-- Start of Records provided --

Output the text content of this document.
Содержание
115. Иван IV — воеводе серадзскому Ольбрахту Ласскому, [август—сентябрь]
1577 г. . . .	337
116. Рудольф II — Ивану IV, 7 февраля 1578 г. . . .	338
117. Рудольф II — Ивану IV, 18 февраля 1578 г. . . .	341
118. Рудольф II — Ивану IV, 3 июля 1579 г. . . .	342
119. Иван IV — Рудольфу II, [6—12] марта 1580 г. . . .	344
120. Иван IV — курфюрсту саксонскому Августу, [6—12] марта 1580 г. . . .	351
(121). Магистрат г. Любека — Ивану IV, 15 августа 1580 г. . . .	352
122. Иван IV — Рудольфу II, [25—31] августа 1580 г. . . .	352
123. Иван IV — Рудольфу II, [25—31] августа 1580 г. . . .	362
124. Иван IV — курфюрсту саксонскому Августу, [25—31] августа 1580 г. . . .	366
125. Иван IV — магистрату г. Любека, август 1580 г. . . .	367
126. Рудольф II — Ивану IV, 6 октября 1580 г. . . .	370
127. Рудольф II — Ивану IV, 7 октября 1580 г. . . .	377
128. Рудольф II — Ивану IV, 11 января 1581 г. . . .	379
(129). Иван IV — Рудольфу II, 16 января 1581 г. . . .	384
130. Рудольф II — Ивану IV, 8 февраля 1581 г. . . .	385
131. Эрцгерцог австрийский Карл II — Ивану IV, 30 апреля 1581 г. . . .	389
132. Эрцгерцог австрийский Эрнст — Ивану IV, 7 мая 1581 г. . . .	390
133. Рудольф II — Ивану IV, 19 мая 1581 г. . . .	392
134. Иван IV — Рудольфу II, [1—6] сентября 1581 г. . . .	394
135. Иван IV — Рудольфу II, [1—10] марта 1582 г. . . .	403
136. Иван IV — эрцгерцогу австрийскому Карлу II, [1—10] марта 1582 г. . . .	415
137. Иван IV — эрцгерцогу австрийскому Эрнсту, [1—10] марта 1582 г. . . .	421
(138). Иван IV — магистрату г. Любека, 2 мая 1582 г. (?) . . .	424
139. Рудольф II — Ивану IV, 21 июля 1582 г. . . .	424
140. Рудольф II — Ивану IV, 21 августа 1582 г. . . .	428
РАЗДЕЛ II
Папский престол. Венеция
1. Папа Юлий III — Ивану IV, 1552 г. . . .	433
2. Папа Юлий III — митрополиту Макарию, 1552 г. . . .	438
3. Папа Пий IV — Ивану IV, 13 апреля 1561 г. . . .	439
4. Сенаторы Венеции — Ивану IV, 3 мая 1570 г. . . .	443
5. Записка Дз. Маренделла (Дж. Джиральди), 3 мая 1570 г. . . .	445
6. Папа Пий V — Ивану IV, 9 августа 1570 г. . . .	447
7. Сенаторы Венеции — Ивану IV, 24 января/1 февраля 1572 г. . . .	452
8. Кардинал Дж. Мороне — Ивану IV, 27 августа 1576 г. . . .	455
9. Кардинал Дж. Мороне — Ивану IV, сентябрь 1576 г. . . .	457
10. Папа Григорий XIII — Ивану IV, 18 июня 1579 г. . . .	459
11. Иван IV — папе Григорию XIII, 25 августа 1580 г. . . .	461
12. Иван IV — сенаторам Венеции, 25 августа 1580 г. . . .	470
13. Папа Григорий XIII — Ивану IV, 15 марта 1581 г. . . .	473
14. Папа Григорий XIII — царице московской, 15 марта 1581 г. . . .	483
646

-- End of Records provided --

**Task objective:**
Extract lines where the string "сентябрь" occurs.

**Response:**
115. Иван IV — воеводе серадзскому Ольбрахту Ласскому, [август—сентябрь]
9. Кардинал Дж. Мороне — Ивану IV, сентябрь 1576 г. . . .	457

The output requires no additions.